• [EXERCISE]
Images should be left out, and everything else in the listing reproduced exactly.

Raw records
[Start]

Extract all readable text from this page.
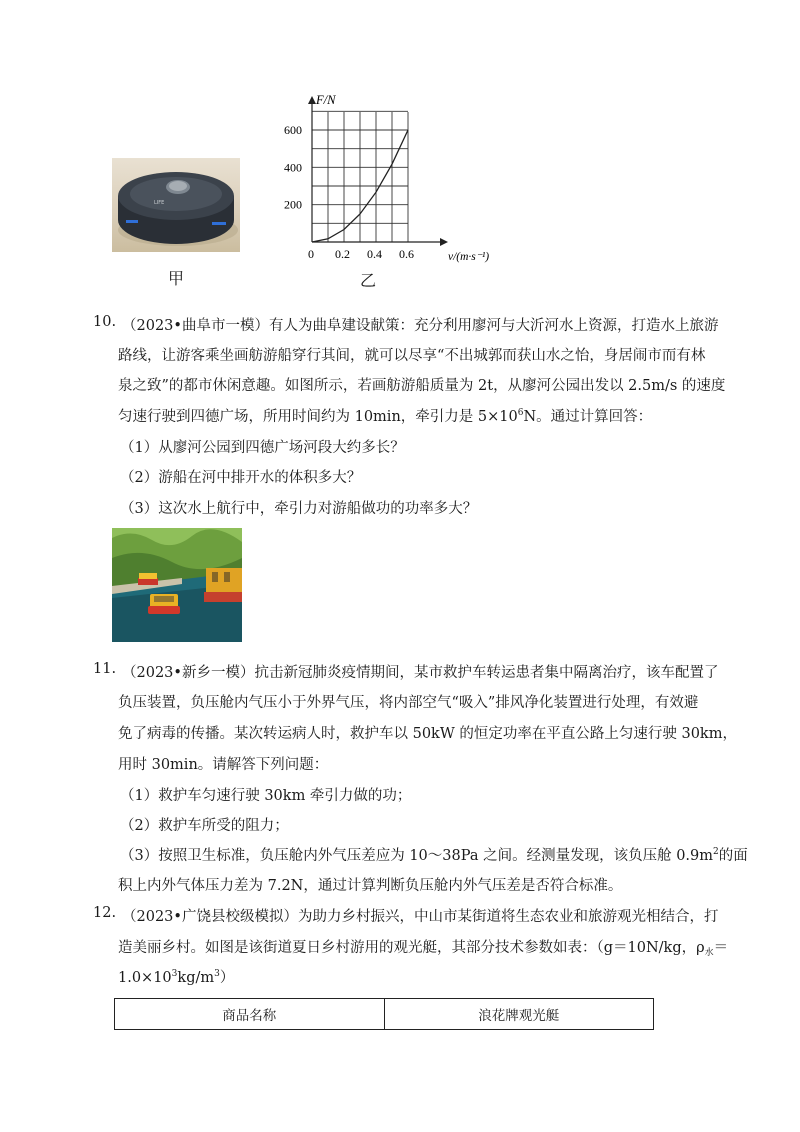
LIFE
甲
0 0.2 0.4 0.6
200
400
600
F/N
v/(m·s⁻¹)
乙
10. （2023•曲阜市一模）有人为曲阜建设献策：充分利用廖河与大沂河水上资源，打造水上旅游
路线，让游客乘坐画舫游船穿行其间，就可以尽享“不出城郭而获山水之怡，身居闹市而有林
泉之致”的都市休闲意趣。如图所示，若画舫游船质量为 2t，从廖河公园出发以 2.5m/s 的速度
匀速行驶到四德广场，所用时间约为 10min，牵引力是 $5\times 10^6N$。通过计算回答：
（1）从廖河公园到四德广场河段大约多长？
（2）游船在河中排开水的体积多大？
（3）这次水上航行中，牵引力对游船做功的功率多大？
11. （2023•新乡一模）抗击新冠肺炎疫情期间，某市救护车转运患者集中隔离治疗，该车配置了
负压装置，负压舱内气压小于外界气压，将内部空气“吸入”排风净化装置进行处理，有效避
免了病毒的传播。某次转运病人时，救护车以 50kW 的恒定功率在平直公路上匀速行驶 30km，
用时 30min。请解答下列问题：
（1）救护车匀速行驶 30km 牵引力做的功；
（2）救护车所受的阻力；
（3）按照卫生标准，负压舱内外气压差应为 10～38Pa 之间。经测量发现，该负压舱 $0.9m^2$的面
积上内外气体压力差为 7.2N，通过计算判断负压舱内外气压差是否符合标准。
12. （2023•广饶县校级模拟）为助力乡村振兴，中山市某街道将生态农业和旅游观光相结合，打
造美丽乡村。如图是该街道夏日乡村游用的观光艇，其部分技术参数如表：（g＝10N/kg，$\rho_水=$
$1.0\times 10^3kg/m^3$）
商品名称	浪花牌观光艇
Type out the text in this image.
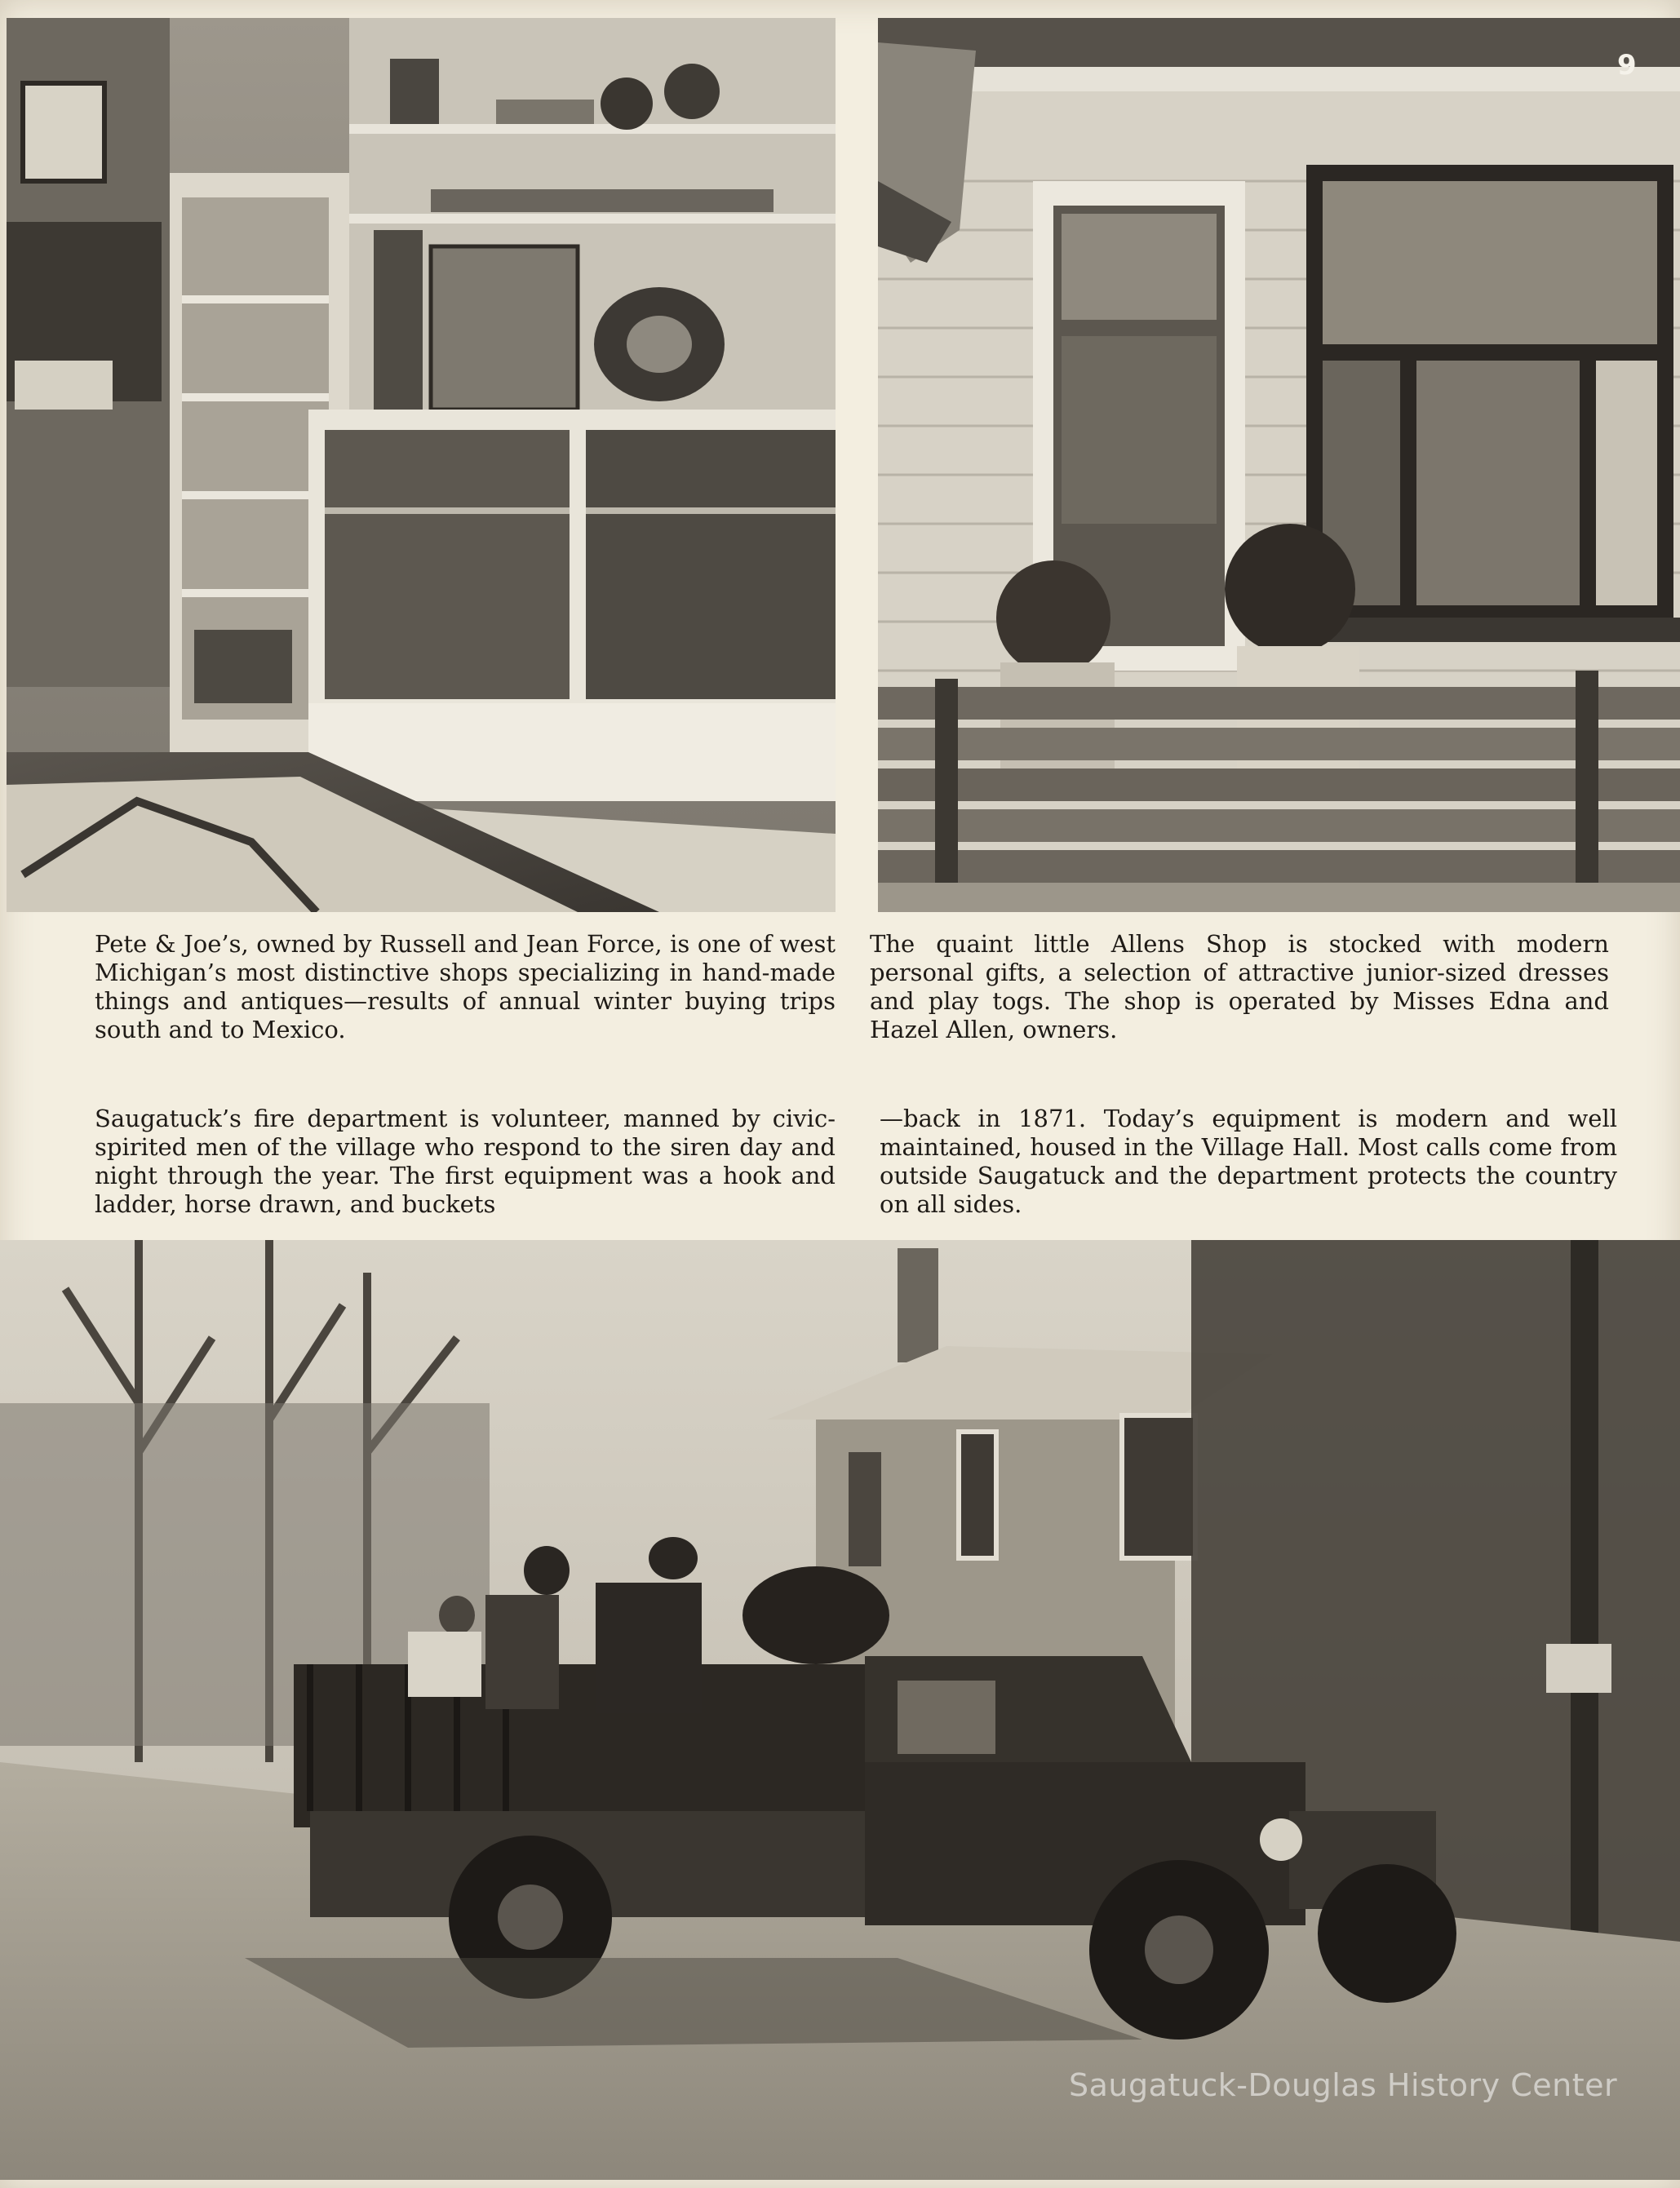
9

Pete & Joe’s, owned by Russell and Jean Force, is one of west Michigan’s most distinctive shops specializing in hand-made things and antiques—results of annual winter buying trips south and to Mexico.

The quaint little Allens Shop is stocked with modern personal gifts, a selection of attractive junior-sized dresses and play togs. The shop is operated by Misses Edna and Hazel Allen, owners.

Saugatuck’s fire department is volunteer, manned by civic-spirited men of the village who respond to the siren day and night through the year. The first equipment was a hook and ladder, horse drawn, and buckets

—back in 1871. Today’s equipment is modern and well maintained, housed in the Village Hall. Most calls come from outside Saugatuck and the department protects the country on all sides.

Saugatuck-Douglas History Center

[End]

• [ANSWER TO THE PROBLEM]
Extract all readable text from this page.
LIFE
甲
0 0.2 0.4 0.6
200
400
600
F/N
v/(m·s⁻¹)
乙
10. （2023•曲阜市一模）有人为曲阜建设献策：充分利用廖河与大沂河水上资源，打造水上旅游
路线，让游客乘坐画舫游船穿行其间，就可以尽享“不出城郭而获山水之怡，身居闹市而有林
泉之致”的都市休闲意趣。如图所示，若画舫游船质量为 2t，从廖河公园出发以 2.5m/s 的速度
匀速行驶到四德广场，所用时间约为 10min，牵引力是 $5\times 10^6N$。通过计算回答：
（1）从廖河公园到四德广场河段大约多长？
（2）游船在河中排开水的体积多大？
（3）这次水上航行中，牵引力对游船做功的功率多大？
11. （2023•新乡一模）抗击新冠肺炎疫情期间，某市救护车转运患者集中隔离治疗，该车配置了
负压装置，负压舱内气压小于外界气压，将内部空气“吸入”排风净化装置进行处理，有效避
免了病毒的传播。某次转运病人时，救护车以 50kW 的恒定功率在平直公路上匀速行驶 30km，
用时 30min。请解答下列问题：
（1）救护车匀速行驶 30km 牵引力做的功；
（2）救护车所受的阻力；
（3）按照卫生标准，负压舱内外气压差应为 10～38Pa 之间。经测量发现，该负压舱 $0.9m^2$的面
积上内外气体压力差为 7.2N，通过计算判断负压舱内外气压差是否符合标准。
12. （2023•广饶县校级模拟）为助力乡村振兴，中山市某街道将生态农业和旅游观光相结合，打
造美丽乡村。如图是该街道夏日乡村游用的观光艇，其部分技术参数如表：（g＝10N/kg，$\rho_水=$
$1.0\times 10^3kg/m^3$）
商品名称	浪花牌观光艇
Type out the text in this image.
9

Pete & Joe’s, owned by Russell and Jean Force, is one of west Michigan’s most distinctive shops specializing in hand-made things and antiques—results of annual winter buying trips south and to Mexico.

The quaint little Allens Shop is stocked with modern personal gifts, a selection of attractive junior-sized dresses and play togs. The shop is operated by Misses Edna and Hazel Allen, owners.

Saugatuck’s fire department is volunteer, manned by civic-spirited men of the village who respond to the siren day and night through the year. The first equipment was a hook and ladder, horse drawn, and buckets

—back in 1871. Today’s equipment is modern and well maintained, housed in the Village Hall. Most calls come from outside Saugatuck and the department protects the country on all sides.

Saugatuck-Douglas History Center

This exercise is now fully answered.